- [Aim]
From the listing below, count the lines where the string "calendar" occurs. Give the number, with no other words.
** Begin Exercise data **
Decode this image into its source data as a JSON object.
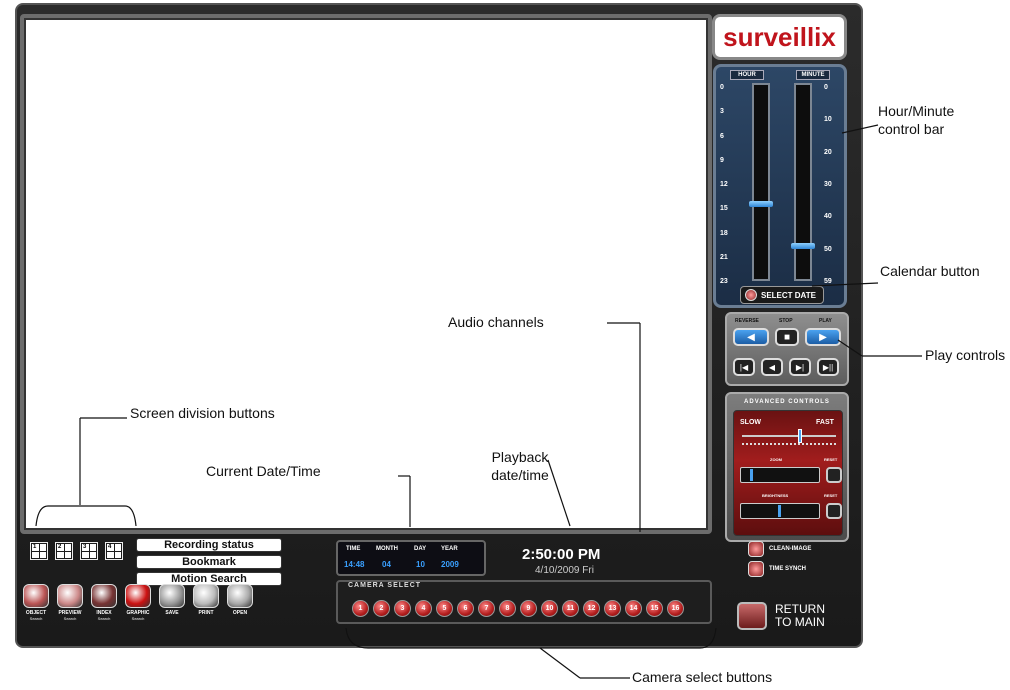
{
  "brand": {
    "logo_text": "surveillix",
    "colors": {
      "brand_red": "#c0141c",
      "video_bg": "#ffffff",
      "timebar_blue": "#2d4766",
      "advanced_red": "#a11d1d"
    }
  },
  "time_panel": {
    "hour_label": "HOUR",
    "minute_label": "MINUTE",
    "hour_ticks": [
      "0",
      "3",
      "6",
      "9",
      "12",
      "15",
      "18",
      "21",
      "23"
    ],
    "minute_ticks": [
      "0",
      "10",
      "20",
      "30",
      "40",
      "50",
      "59"
    ],
    "hour_level": 0.625,
    "minute_level": 0.85,
    "select_date_label": "SELECT DATE",
    "calendar_icon": "calendar-icon"
  },
  "play_controls": {
    "reverse_label": "REVERSE",
    "stop_label": "STOP",
    "play_label": "PLAY",
    "reverse_icon": "◀",
    "stop_icon": "■",
    "play_icon": "▶",
    "step_icons": [
      "|◀",
      "◀",
      "▶|",
      "▶||"
    ]
  },
  "advanced": {
    "title": "ADVANCED CONTROLS",
    "slow_label": "SLOW",
    "fast_label": "FAST",
    "speed_level": 0.62,
    "zoom_label": "ZOOM",
    "brightness_label": "BRIGHTNESS",
    "reset_label": "RESET",
    "zoom_level": 0.1,
    "brightness_level": 0.5
  },
  "side_buttons": {
    "clean_image_label": "CLEAN-IMAGE",
    "time_synch_label": "TIME SYNCH",
    "return_label_1": "RETURN",
    "return_label_2": "TO MAIN"
  },
  "screen_division": {
    "buttons": [
      "1",
      "2",
      "3",
      "4"
    ]
  },
  "status_labels": {
    "recording_status": "Recording status",
    "bookmark": "Bookmark",
    "motion_search": "Motion Search"
  },
  "current_datetime": {
    "time_label": "TIME",
    "month_label": "MONTH",
    "day_label": "DAY",
    "year_label": "YEAR",
    "time": "14:48",
    "month": "04",
    "day": "10",
    "year": "2009"
  },
  "playback": {
    "time": "2:50:00 PM",
    "date": "4/10/2009 Fri"
  },
  "camera_select": {
    "title": "CAMERA SELECT",
    "cameras": [
      "1",
      "2",
      "3",
      "4",
      "5",
      "6",
      "7",
      "8",
      "9",
      "10",
      "11",
      "12",
      "13",
      "14",
      "15",
      "16"
    ]
  },
  "toolbar": [
    {
      "label": "OBJECT",
      "sub": "Search"
    },
    {
      "label": "PREVIEW",
      "sub": "Search"
    },
    {
      "label": "INDEX",
      "sub": "Search"
    },
    {
      "label": "GRAPHIC",
      "sub": "Search"
    },
    {
      "label": "SAVE",
      "sub": ""
    },
    {
      "label": "PRINT",
      "sub": ""
    },
    {
      "label": "OPEN",
      "sub": ""
    }
  ],
  "annotations": {
    "hour_minute": "Hour/Minute control bar",
    "calendar": "Calendar button",
    "play": "Play controls",
    "audio": "Audio channels",
    "screen_division": "Screen division buttons",
    "current_dt": "Current Date/Time",
    "playback_dt": "Playback date/time",
    "camera_select": "Camera select buttons"
  }
}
** End Exercise data **
- [Solution for this problem]
2